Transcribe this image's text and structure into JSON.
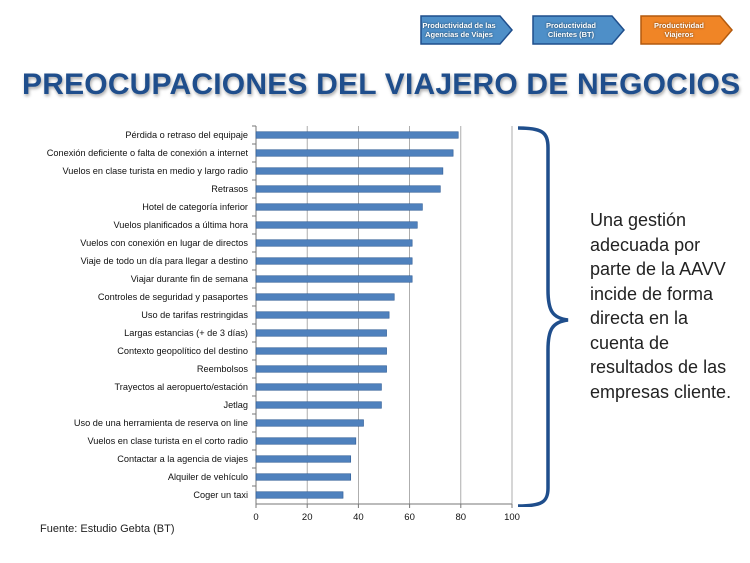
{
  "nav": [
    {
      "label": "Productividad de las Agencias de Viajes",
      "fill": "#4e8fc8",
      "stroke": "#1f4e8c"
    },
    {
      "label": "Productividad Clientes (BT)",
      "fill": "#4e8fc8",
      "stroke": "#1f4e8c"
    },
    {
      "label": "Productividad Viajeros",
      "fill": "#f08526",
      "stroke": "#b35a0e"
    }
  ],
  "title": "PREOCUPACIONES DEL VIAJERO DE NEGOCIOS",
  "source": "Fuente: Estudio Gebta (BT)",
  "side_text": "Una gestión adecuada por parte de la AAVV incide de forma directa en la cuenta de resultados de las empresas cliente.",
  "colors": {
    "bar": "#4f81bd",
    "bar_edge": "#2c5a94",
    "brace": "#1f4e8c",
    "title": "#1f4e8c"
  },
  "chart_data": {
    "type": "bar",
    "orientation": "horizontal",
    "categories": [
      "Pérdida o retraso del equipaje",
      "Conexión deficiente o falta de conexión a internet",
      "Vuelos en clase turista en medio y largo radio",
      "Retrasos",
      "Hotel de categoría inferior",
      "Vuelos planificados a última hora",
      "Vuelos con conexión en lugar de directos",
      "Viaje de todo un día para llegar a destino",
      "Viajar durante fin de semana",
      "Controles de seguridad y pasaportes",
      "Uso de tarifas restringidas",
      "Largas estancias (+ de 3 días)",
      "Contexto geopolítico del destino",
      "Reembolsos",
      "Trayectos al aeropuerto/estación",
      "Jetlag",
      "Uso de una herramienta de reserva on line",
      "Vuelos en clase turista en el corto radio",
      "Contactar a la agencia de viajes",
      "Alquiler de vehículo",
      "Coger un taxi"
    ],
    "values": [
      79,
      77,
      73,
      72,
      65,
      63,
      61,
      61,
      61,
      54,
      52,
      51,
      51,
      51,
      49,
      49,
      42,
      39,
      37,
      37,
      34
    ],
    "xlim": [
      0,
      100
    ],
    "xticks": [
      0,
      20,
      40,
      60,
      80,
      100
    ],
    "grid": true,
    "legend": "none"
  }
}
═══
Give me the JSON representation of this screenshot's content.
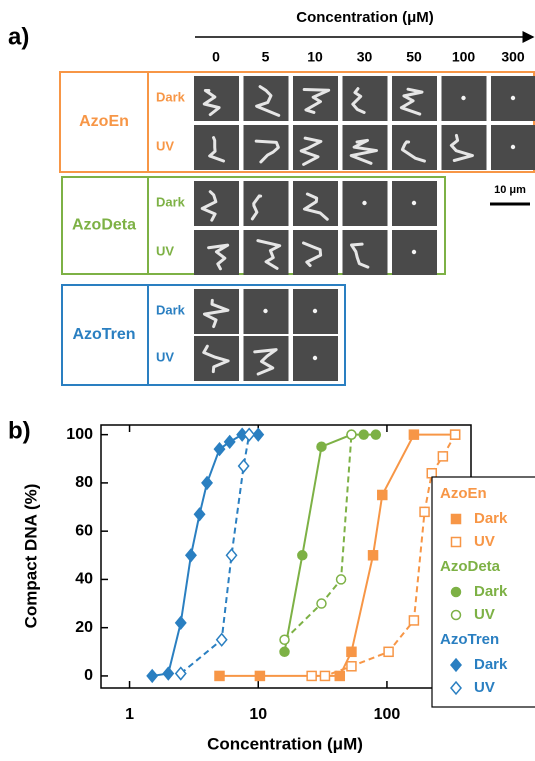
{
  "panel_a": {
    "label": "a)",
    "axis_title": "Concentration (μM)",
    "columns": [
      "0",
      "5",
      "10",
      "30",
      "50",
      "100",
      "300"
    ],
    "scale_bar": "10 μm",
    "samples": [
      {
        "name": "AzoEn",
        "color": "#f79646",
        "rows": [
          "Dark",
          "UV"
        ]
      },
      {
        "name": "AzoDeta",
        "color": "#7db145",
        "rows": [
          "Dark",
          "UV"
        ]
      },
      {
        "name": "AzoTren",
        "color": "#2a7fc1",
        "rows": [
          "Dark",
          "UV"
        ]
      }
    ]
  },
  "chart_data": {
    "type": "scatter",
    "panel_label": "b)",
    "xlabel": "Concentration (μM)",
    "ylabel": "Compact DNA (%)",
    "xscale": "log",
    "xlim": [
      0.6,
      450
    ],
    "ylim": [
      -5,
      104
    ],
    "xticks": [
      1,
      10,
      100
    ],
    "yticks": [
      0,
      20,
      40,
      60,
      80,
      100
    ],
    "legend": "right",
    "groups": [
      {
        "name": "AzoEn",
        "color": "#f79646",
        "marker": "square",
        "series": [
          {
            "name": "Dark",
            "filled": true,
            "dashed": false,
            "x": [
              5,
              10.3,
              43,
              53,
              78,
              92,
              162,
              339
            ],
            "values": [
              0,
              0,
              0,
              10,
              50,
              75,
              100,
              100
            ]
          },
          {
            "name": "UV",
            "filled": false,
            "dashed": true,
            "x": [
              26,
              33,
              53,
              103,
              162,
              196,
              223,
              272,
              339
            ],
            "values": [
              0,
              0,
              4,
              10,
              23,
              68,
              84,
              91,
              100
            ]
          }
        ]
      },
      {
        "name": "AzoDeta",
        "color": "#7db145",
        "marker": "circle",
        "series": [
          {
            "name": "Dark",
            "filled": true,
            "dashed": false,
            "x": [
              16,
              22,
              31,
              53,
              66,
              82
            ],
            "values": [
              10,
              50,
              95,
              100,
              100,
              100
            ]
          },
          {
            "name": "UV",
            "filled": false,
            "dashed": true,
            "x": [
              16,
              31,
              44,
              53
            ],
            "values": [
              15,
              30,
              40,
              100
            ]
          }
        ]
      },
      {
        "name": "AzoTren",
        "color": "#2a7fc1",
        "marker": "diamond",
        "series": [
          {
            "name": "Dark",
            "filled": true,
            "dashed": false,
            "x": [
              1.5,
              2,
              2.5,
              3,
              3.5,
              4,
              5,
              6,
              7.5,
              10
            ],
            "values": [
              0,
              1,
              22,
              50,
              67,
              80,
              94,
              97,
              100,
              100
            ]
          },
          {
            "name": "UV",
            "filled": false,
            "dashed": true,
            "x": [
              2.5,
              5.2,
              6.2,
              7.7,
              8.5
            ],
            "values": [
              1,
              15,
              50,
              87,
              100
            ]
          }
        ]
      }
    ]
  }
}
═══
Within the data above, pick out all lines holding the word "destino".

*Completed task*
      "Viaje de todo un día para llegar a destino",
      "Contexto geopolítico del destino",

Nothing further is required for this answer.